• **Supplied entries**
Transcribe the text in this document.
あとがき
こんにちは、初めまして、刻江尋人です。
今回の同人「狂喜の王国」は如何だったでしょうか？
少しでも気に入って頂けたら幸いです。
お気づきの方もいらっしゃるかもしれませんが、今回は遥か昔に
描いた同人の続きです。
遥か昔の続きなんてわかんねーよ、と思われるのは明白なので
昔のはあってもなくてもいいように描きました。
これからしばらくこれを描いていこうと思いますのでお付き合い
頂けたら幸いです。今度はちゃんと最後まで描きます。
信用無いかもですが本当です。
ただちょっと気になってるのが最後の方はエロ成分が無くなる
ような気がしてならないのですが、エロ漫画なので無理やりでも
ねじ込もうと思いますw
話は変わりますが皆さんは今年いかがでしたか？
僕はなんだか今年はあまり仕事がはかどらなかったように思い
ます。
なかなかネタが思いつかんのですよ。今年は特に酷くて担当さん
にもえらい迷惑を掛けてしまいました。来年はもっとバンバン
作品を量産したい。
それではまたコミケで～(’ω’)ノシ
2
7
--
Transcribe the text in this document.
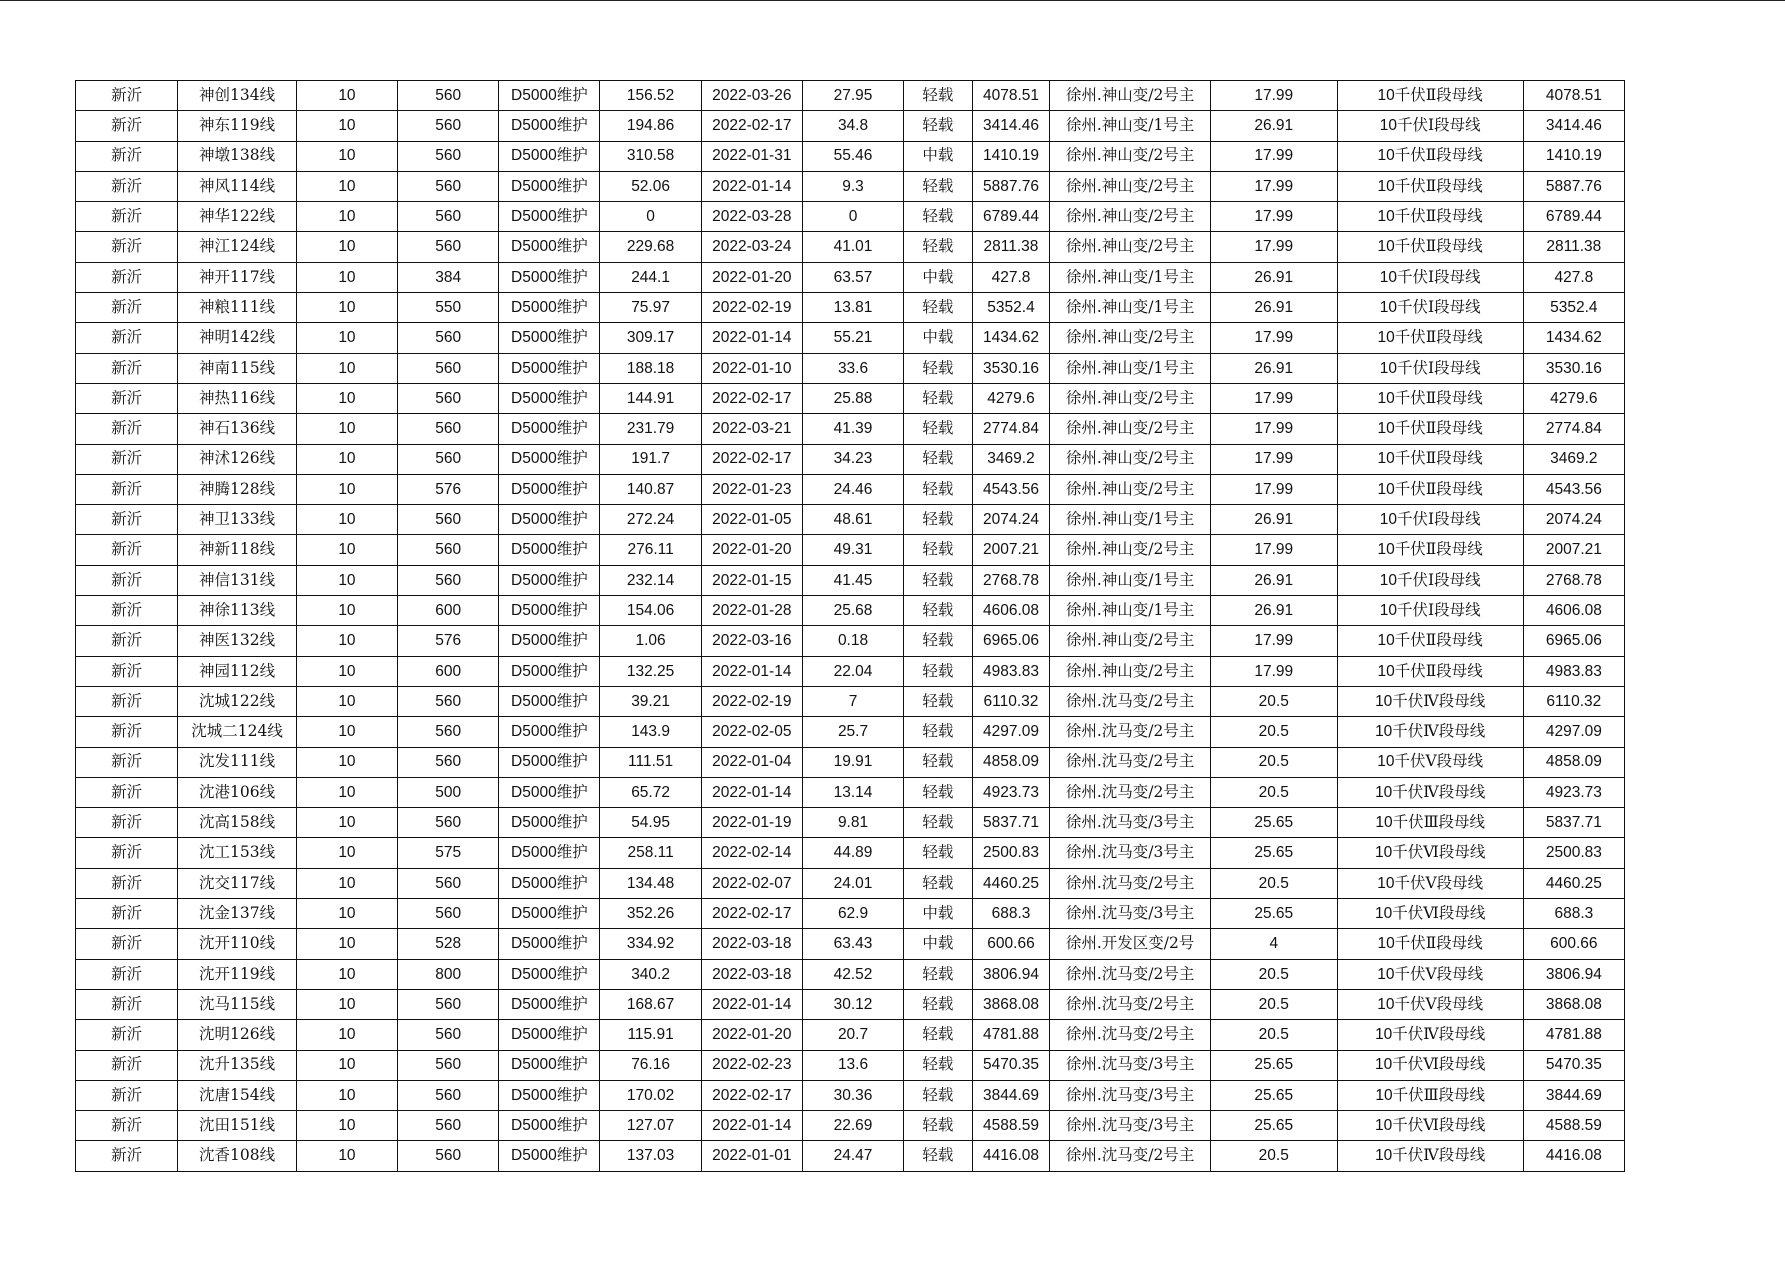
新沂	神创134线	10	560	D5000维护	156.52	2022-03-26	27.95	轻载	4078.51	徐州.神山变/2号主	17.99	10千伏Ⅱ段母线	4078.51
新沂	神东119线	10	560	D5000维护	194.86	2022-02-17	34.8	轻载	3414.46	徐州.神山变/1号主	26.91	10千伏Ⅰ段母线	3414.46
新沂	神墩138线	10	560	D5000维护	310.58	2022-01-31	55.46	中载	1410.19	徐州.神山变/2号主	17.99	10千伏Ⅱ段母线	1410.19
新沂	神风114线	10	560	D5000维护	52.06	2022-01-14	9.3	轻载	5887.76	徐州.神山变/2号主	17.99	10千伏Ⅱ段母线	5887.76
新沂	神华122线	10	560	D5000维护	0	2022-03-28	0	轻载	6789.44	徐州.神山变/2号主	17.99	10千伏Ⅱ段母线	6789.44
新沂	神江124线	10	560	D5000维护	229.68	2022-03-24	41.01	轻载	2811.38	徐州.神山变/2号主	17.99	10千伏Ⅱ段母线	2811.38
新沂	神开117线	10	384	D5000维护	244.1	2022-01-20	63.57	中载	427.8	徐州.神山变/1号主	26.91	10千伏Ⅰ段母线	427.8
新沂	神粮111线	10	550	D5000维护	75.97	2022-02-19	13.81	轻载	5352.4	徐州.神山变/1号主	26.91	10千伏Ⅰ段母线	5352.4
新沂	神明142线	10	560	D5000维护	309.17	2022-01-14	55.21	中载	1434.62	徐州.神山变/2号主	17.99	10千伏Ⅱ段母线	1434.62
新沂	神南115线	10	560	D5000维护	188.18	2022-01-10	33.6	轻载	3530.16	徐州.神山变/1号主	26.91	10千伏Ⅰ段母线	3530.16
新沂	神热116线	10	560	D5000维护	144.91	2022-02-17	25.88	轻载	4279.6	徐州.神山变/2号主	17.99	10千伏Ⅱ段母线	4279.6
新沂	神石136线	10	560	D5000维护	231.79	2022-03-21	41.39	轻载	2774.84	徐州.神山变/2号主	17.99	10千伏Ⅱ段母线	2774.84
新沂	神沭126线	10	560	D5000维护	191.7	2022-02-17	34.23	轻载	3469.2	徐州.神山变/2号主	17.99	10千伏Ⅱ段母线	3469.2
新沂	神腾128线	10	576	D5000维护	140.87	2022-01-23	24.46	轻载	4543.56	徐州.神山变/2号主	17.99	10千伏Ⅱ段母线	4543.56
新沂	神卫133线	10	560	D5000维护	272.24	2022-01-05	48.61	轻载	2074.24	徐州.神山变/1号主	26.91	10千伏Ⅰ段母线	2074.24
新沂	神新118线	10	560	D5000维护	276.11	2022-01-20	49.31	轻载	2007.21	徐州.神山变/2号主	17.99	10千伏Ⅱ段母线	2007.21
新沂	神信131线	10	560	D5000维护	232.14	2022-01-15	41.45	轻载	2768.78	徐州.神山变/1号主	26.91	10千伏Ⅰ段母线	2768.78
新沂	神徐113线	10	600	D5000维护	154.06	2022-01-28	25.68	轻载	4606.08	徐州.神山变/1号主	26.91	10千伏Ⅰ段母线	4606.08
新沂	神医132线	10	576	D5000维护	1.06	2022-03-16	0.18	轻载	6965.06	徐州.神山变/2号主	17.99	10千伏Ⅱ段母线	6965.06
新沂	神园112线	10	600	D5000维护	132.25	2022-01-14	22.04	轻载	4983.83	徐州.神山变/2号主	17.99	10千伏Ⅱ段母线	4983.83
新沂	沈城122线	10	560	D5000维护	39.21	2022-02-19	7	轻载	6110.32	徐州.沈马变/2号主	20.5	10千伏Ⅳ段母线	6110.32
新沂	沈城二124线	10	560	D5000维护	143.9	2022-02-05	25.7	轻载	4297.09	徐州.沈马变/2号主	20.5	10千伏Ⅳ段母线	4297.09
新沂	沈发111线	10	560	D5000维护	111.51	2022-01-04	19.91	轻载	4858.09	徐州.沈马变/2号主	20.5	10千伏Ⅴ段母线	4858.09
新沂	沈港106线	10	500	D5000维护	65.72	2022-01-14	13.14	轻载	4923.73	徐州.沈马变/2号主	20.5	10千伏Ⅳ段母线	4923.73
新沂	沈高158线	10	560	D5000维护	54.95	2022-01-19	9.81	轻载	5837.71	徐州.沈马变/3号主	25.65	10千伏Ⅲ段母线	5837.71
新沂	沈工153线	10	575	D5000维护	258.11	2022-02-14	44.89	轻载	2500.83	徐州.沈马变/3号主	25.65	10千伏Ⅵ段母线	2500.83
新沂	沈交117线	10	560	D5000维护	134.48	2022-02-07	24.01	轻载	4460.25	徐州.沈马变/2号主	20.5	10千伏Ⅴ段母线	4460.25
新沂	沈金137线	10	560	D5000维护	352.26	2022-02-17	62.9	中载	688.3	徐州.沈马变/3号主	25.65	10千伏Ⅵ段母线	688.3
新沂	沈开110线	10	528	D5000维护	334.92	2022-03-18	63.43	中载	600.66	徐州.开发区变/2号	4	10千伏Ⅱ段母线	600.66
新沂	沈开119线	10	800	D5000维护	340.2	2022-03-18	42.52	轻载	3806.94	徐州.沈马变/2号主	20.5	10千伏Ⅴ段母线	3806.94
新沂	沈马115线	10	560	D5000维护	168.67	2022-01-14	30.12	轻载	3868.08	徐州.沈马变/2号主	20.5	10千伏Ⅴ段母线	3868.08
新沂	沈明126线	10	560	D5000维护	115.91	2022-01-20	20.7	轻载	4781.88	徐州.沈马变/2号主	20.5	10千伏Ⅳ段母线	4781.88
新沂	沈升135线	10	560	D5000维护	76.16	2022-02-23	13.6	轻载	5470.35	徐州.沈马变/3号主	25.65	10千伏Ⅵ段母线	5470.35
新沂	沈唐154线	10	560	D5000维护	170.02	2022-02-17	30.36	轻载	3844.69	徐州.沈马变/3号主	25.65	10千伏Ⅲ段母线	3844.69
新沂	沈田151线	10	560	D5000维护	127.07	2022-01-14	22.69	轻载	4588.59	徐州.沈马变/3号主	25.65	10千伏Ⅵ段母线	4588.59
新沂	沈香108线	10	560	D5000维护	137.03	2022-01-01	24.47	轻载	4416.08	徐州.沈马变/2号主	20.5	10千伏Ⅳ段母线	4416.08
* * *
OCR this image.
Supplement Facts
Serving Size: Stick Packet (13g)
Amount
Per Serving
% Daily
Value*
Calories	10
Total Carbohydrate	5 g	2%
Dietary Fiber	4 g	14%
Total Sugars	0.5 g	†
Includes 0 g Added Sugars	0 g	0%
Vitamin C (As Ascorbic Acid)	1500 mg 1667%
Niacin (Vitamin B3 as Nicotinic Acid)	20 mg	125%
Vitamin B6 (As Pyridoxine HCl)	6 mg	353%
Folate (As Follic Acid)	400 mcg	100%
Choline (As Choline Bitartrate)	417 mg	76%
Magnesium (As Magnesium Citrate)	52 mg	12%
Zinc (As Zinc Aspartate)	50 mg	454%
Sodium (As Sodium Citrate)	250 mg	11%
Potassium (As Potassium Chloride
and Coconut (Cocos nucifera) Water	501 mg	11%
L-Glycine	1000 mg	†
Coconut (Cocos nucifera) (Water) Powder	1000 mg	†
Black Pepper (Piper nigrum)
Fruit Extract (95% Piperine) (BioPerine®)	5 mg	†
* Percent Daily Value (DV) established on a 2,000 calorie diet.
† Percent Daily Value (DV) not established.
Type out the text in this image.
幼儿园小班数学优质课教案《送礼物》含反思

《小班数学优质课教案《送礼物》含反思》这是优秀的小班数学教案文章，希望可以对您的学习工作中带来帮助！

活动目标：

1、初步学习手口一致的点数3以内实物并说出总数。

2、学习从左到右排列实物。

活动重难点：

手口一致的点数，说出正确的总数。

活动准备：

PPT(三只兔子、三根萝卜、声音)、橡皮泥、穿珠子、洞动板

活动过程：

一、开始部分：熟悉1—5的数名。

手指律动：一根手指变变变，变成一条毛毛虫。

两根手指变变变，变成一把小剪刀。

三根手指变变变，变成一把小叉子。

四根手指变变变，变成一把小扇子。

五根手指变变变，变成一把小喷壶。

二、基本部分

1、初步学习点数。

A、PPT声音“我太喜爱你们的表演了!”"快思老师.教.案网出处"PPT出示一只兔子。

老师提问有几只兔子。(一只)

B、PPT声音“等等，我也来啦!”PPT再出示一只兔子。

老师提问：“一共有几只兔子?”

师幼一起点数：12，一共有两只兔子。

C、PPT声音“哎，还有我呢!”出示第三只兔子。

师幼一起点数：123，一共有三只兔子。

• **Given task**
Which lines hold the word "Serving"? Copy every one of them.

• **Exercise output**
Serving Size: Stick Packet (13g)
Per Serving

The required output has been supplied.